-- START OF Information supplied --
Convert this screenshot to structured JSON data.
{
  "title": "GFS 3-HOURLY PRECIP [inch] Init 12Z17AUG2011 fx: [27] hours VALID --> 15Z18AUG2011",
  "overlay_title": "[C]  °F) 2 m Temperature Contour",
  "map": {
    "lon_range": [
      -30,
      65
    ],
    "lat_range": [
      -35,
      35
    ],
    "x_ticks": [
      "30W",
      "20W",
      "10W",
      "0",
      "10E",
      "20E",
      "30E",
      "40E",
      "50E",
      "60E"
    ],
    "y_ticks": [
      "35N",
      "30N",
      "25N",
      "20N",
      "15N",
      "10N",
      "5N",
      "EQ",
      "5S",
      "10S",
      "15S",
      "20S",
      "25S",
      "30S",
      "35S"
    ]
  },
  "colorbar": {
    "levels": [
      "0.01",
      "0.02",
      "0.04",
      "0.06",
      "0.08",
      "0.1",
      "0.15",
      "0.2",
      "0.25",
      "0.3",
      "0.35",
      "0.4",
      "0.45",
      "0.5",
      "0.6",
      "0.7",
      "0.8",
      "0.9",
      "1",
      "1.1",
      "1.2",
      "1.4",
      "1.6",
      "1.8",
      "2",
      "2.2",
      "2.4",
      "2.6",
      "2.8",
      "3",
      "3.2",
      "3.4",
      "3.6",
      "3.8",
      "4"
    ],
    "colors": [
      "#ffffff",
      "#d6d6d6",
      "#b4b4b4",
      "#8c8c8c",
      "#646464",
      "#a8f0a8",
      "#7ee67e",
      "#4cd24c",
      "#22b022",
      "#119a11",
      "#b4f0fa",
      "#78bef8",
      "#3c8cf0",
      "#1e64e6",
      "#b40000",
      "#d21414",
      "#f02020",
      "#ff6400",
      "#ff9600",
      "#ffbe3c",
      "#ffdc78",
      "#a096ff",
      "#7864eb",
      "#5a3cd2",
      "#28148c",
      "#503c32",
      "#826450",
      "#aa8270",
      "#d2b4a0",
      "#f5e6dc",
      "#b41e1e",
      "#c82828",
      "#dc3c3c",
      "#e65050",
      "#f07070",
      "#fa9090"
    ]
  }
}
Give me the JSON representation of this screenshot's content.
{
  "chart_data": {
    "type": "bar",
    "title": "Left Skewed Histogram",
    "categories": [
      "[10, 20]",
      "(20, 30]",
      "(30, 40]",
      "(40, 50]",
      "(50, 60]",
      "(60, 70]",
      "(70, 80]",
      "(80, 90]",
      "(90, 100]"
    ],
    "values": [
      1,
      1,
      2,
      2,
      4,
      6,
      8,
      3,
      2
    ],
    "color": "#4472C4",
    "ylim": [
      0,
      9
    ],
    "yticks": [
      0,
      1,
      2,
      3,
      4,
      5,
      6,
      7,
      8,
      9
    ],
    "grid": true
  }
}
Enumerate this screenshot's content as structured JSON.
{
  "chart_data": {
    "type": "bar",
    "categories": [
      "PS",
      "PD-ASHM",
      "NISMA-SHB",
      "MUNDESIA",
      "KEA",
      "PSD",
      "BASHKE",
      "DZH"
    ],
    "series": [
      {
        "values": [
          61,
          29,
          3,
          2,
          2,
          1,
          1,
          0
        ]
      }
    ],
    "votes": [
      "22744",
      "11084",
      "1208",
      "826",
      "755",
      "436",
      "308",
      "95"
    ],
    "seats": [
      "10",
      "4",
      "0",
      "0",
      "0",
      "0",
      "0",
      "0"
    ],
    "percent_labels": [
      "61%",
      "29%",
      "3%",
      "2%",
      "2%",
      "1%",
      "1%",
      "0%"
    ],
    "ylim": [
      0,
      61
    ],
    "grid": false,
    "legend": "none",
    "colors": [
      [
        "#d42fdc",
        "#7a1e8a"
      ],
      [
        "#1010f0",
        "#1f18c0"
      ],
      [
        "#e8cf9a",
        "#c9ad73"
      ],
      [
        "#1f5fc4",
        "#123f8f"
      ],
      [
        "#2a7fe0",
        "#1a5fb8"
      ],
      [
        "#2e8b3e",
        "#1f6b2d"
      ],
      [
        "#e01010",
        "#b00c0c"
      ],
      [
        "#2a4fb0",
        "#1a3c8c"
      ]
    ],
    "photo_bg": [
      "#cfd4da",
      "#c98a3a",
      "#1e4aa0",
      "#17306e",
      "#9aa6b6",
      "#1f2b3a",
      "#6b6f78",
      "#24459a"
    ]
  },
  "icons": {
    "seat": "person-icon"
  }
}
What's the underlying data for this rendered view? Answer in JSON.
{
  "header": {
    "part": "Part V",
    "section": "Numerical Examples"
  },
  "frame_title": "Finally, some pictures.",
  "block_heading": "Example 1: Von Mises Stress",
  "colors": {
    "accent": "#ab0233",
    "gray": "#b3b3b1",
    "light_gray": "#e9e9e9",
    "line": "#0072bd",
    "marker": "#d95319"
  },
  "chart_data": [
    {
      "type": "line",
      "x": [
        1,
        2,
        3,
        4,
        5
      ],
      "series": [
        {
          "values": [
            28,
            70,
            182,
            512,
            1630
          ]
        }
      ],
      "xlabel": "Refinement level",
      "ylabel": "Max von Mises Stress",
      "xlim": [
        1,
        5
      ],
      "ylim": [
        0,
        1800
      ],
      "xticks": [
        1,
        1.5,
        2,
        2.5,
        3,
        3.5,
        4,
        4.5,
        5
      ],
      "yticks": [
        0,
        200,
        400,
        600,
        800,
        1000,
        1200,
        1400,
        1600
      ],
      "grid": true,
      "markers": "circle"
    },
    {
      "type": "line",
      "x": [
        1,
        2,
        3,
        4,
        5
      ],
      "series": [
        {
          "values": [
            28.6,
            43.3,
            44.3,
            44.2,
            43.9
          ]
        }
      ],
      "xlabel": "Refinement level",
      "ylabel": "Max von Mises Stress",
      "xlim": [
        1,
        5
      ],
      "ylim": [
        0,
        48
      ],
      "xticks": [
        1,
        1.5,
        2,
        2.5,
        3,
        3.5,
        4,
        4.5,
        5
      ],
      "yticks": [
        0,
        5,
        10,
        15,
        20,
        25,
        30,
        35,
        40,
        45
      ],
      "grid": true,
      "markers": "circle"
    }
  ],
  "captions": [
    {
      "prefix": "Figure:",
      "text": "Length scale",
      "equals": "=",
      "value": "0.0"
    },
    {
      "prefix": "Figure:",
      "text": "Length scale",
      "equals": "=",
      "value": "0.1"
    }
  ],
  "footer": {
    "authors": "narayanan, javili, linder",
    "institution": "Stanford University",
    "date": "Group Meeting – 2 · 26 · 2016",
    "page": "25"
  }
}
-- END OF Information supplied --
From the preceding material, extract every line exactly.

> _Written solution_:
Convert this screenshot to structured JSON data.
{
  "title": "GFS 3-HOURLY PRECIP [inch] Init 12Z17AUG2011 fx: [27] hours VALID --> 15Z18AUG2011",
  "overlay_title": "[C]  °F) 2 m Temperature Contour",
  "map": {
    "lon_range": [
      -30,
      65
    ],
    "lat_range": [
      -35,
      35
    ],
    "x_ticks": [
      "30W",
      "20W",
      "10W",
      "0",
      "10E",
      "20E",
      "30E",
      "40E",
      "50E",
      "60E"
    ],
    "y_ticks": [
      "35N",
      "30N",
      "25N",
      "20N",
      "15N",
      "10N",
      "5N",
      "EQ",
      "5S",
      "10S",
      "15S",
      "20S",
      "25S",
      "30S",
      "35S"
    ]
  },
  "colorbar": {
    "levels": [
      "0.01",
      "0.02",
      "0.04",
      "0.06",
      "0.08",
      "0.1",
      "0.15",
      "0.2",
      "0.25",
      "0.3",
      "0.35",
      "0.4",
      "0.45",
      "0.5",
      "0.6",
      "0.7",
      "0.8",
      "0.9",
      "1",
      "1.1",
      "1.2",
      "1.4",
      "1.6",
      "1.8",
      "2",
      "2.2",
      "2.4",
      "2.6",
      "2.8",
      "3",
      "3.2",
      "3.4",
      "3.6",
      "3.8",
      "4"
    ],
    "colors": [
      "#ffffff",
      "#d6d6d6",
      "#b4b4b4",
      "#8c8c8c",
      "#646464",
      "#a8f0a8",
      "#7ee67e",
      "#4cd24c",
      "#22b022",
      "#119a11",
      "#b4f0fa",
      "#78bef8",
      "#3c8cf0",
      "#1e64e6",
      "#b40000",
      "#d21414",
      "#f02020",
      "#ff6400",
      "#ff9600",
      "#ffbe3c",
      "#ffdc78",
      "#a096ff",
      "#7864eb",
      "#5a3cd2",
      "#28148c",
      "#503c32",
      "#826450",
      "#aa8270",
      "#d2b4a0",
      "#f5e6dc",
      "#b41e1e",
      "#c82828",
      "#dc3c3c",
      "#e65050",
      "#f07070",
      "#fa9090"
    ]
  }
}
Give me the JSON representation of this screenshot's content.
{
  "chart_data": {
    "type": "bar",
    "title": "Left Skewed Histogram",
    "categories": [
      "[10, 20]",
      "(20, 30]",
      "(30, 40]",
      "(40, 50]",
      "(50, 60]",
      "(60, 70]",
      "(70, 80]",
      "(80, 90]",
      "(90, 100]"
    ],
    "values": [
      1,
      1,
      2,
      2,
      4,
      6,
      8,
      3,
      2
    ],
    "color": "#4472C4",
    "ylim": [
      0,
      9
    ],
    "yticks": [
      0,
      1,
      2,
      3,
      4,
      5,
      6,
      7,
      8,
      9
    ],
    "grid": true
  }
}
Enumerate this screenshot's content as structured JSON.
{
  "chart_data": {
    "type": "bar",
    "categories": [
      "PS",
      "PD-ASHM",
      "NISMA-SHB",
      "MUNDESIA",
      "KEA",
      "PSD",
      "BASHKE",
      "DZH"
    ],
    "series": [
      {
        "values": [
          61,
          29,
          3,
          2,
          2,
          1,
          1,
          0
        ]
      }
    ],
    "votes": [
      "22744",
      "11084",
      "1208",
      "826",
      "755",
      "436",
      "308",
      "95"
    ],
    "seats": [
      "10",
      "4",
      "0",
      "0",
      "0",
      "0",
      "0",
      "0"
    ],
    "percent_labels": [
      "61%",
      "29%",
      "3%",
      "2%",
      "2%",
      "1%",
      "1%",
      "0%"
    ],
    "ylim": [
      0,
      61
    ],
    "grid": false,
    "legend": "none",
    "colors": [
      [
        "#d42fdc",
        "#7a1e8a"
      ],
      [
        "#1010f0",
        "#1f18c0"
      ],
      [
        "#e8cf9a",
        "#c9ad73"
      ],
      [
        "#1f5fc4",
        "#123f8f"
      ],
      [
        "#2a7fe0",
        "#1a5fb8"
      ],
      [
        "#2e8b3e",
        "#1f6b2d"
      ],
      [
        "#e01010",
        "#b00c0c"
      ],
      [
        "#2a4fb0",
        "#1a3c8c"
      ]
    ],
    "photo_bg": [
      "#cfd4da",
      "#c98a3a",
      "#1e4aa0",
      "#17306e",
      "#9aa6b6",
      "#1f2b3a",
      "#6b6f78",
      "#24459a"
    ]
  },
  "icons": {
    "seat": "person-icon"
  }
}
What's the underlying data for this rendered view? Answer in JSON.
{
  "header": {
    "part": "Part V",
    "section": "Numerical Examples"
  },
  "frame_title": "Finally, some pictures.",
  "block_heading": "Example 1: Von Mises Stress",
  "colors": {
    "accent": "#ab0233",
    "gray": "#b3b3b1",
    "light_gray": "#e9e9e9",
    "line": "#0072bd",
    "marker": "#d95319"
  },
  "chart_data": [
    {
      "type": "line",
      "x": [
        1,
        2,
        3,
        4,
        5
      ],
      "series": [
        {
          "values": [
            28,
            70,
            182,
            512,
            1630
          ]
        }
      ],
      "xlabel": "Refinement level",
      "ylabel": "Max von Mises Stress",
      "xlim": [
        1,
        5
      ],
      "ylim": [
        0,
        1800
      ],
      "xticks": [
        1,
        1.5,
        2,
        2.5,
        3,
        3.5,
        4,
        4.5,
        5
      ],
      "yticks": [
        0,
        200,
        400,
        600,
        800,
        1000,
        1200,
        1400,
        1600
      ],
      "grid": true,
      "markers": "circle"
    },
    {
      "type": "line",
      "x": [
        1,
        2,
        3,
        4,
        5
      ],
      "series": [
        {
          "values": [
            28.6,
            43.3,
            44.3,
            44.2,
            43.9
          ]
        }
      ],
      "xlabel": "Refinement level",
      "ylabel": "Max von Mises Stress",
      "xlim": [
        1,
        5
      ],
      "ylim": [
        0,
        48
      ],
      "xticks": [
        1,
        1.5,
        2,
        2.5,
        3,
        3.5,
        4,
        4.5,
        5
      ],
      "yticks": [
        0,
        5,
        10,
        15,
        20,
        25,
        30,
        35,
        40,
        45
      ],
      "grid": true,
      "markers": "circle"
    }
  ],
  "captions": [
    {
      "prefix": "Figure:",
      "text": "Length scale",
      "equals": "=",
      "value": "0.0"
    },
    {
      "prefix": "Figure:",
      "text": "Length scale",
      "equals": "=",
      "value": "0.1"
    }
  ],
  "footer": {
    "authors": "narayanan, javili, linder",
    "institution": "Stanford University",
    "date": "Group Meeting – 2 · 26 · 2016",
    "page": "25"
  }
}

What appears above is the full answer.